▸ **Task requirements**: Transcribe all the records exactly and omit any images they hold.

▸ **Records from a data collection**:
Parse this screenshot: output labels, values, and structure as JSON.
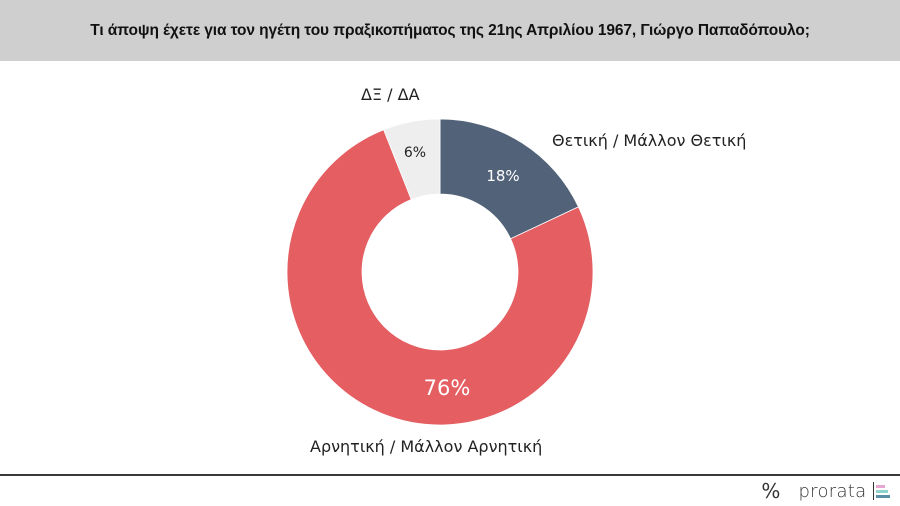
{
  "header": {
    "title": "Τι άποψη έχετε για τον ηγέτη του πραξικοπήματος της 21ης Απριλίου 1967, Γιώργο Παπαδόπουλο;"
  },
  "chart_data": {
    "type": "pie",
    "subtype": "donut",
    "title": "Τι άποψη έχετε για τον ηγέτη του πραξικοπήματος της 21ης Απριλίου 1967, Γιώργο Παπαδόπουλο;",
    "categories": [
      "Θετική / Μάλλον Θετική",
      "Αρνητική / Μάλλον Αρνητική",
      "ΔΞ / ΔΑ"
    ],
    "values": [
      18,
      76,
      6
    ],
    "unit": "%",
    "colors": [
      "#526278",
      "#E45E62",
      "#EEEEEE"
    ],
    "legend": "data labels outside slices"
  },
  "slices": [
    {
      "label": "Θετική / Μάλλον Θετική",
      "value_label": "18%",
      "value": 18,
      "color": "#526278",
      "text_color": "#ffffff"
    },
    {
      "label": "Αρνητική / Μάλλον Αρνητική",
      "value_label": "76%",
      "value": 76,
      "color": "#E45E62",
      "text_color": "#ffffff"
    },
    {
      "label": "ΔΞ / ΔΑ",
      "value_label": "6%",
      "value": 6,
      "color": "#EEEEEE",
      "text_color": "#222222"
    }
  ],
  "footer": {
    "percent_mark": "%",
    "brand": "prorata",
    "logo_bar_colors": [
      "#e7a6d0",
      "#8fd3cc",
      "#5a8fa6"
    ]
  }
}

▸ **Right answer**:
Parse this screenshot: output labels, values, and structure as JSON.
{
  "header": {
    "title": "Τι άποψη έχετε για τον ηγέτη του πραξικοπήματος της 21ης Απριλίου 1967, Γιώργο Παπαδόπουλο;"
  },
  "chart_data": {
    "type": "pie",
    "subtype": "donut",
    "title": "Τι άποψη έχετε για τον ηγέτη του πραξικοπήματος της 21ης Απριλίου 1967, Γιώργο Παπαδόπουλο;",
    "categories": [
      "Θετική / Μάλλον Θετική",
      "Αρνητική / Μάλλον Αρνητική",
      "ΔΞ / ΔΑ"
    ],
    "values": [
      18,
      76,
      6
    ],
    "unit": "%",
    "colors": [
      "#526278",
      "#E45E62",
      "#EEEEEE"
    ],
    "legend": "data labels outside slices"
  },
  "slices": [
    {
      "label": "Θετική / Μάλλον Θετική",
      "value_label": "18%",
      "value": 18,
      "color": "#526278",
      "text_color": "#ffffff"
    },
    {
      "label": "Αρνητική / Μάλλον Αρνητική",
      "value_label": "76%",
      "value": 76,
      "color": "#E45E62",
      "text_color": "#ffffff"
    },
    {
      "label": "ΔΞ / ΔΑ",
      "value_label": "6%",
      "value": 6,
      "color": "#EEEEEE",
      "text_color": "#222222"
    }
  ],
  "footer": {
    "percent_mark": "%",
    "brand": "prorata",
    "logo_bar_colors": [
      "#e7a6d0",
      "#8fd3cc",
      "#5a8fa6"
    ]
  }
}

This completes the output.